GIVEN TASK — Extract all lines that hold "date" from the records below.

──────

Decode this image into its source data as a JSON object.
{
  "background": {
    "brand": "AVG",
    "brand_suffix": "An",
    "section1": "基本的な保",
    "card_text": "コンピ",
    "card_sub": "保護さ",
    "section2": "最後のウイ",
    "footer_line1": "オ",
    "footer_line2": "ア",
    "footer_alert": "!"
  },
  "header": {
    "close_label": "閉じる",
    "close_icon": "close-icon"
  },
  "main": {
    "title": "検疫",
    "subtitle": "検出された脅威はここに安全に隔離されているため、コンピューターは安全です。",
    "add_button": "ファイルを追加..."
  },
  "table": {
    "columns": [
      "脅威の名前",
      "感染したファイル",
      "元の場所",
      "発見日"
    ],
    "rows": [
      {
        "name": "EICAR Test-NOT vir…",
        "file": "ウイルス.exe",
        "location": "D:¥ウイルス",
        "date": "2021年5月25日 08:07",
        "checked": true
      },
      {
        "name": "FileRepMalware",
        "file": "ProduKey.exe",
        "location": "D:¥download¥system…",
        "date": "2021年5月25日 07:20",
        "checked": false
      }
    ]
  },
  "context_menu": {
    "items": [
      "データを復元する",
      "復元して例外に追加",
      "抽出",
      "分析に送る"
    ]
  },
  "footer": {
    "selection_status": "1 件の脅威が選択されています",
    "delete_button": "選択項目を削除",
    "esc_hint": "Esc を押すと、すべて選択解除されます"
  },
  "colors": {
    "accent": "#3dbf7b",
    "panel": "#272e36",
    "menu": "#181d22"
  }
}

──────

RESULT OF THIS EXERCISE —
        "date": "2021年5月25日 08:07",
        "date": "2021年5月25日 07:20",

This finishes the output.